Collected data

[start]

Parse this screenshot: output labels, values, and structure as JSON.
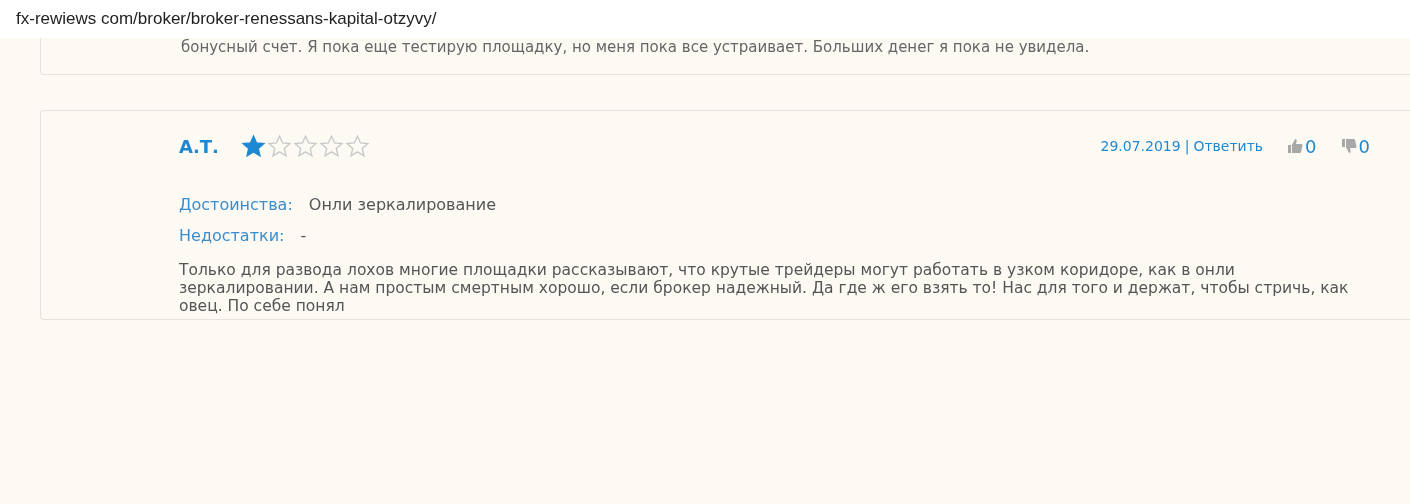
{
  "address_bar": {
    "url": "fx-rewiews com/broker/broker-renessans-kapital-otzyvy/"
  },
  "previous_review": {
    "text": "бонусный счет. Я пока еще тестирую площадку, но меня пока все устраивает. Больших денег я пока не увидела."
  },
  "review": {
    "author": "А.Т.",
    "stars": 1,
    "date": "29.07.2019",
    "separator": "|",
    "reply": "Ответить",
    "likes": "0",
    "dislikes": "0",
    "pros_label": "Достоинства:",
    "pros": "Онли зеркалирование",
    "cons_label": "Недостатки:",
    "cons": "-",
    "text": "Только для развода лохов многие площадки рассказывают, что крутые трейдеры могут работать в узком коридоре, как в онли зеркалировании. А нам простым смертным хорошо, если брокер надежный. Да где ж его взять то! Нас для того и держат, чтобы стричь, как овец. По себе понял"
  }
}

[end]

TO DO
Print the whole listing above once more, word for word, without its pictures.

COMPLETED EXERCISE
Parse this screenshot: output labels, values, and structure as JSON.
{
  "address_bar": {
    "url": "fx-rewiews com/broker/broker-renessans-kapital-otzyvy/"
  },
  "previous_review": {
    "text": "бонусный счет. Я пока еще тестирую площадку, но меня пока все устраивает. Больших денег я пока не увидела."
  },
  "review": {
    "author": "А.Т.",
    "stars": 1,
    "date": "29.07.2019",
    "separator": "|",
    "reply": "Ответить",
    "likes": "0",
    "dislikes": "0",
    "pros_label": "Достоинства:",
    "pros": "Онли зеркалирование",
    "cons_label": "Недостатки:",
    "cons": "-",
    "text": "Только для развода лохов многие площадки рассказывают, что крутые трейдеры могут работать в узком коридоре, как в онли зеркалировании. А нам простым смертным хорошо, если брокер надежный. Да где ж его взять то! Нас для того и держат, чтобы стричь, как овец. По себе понял"
  }
}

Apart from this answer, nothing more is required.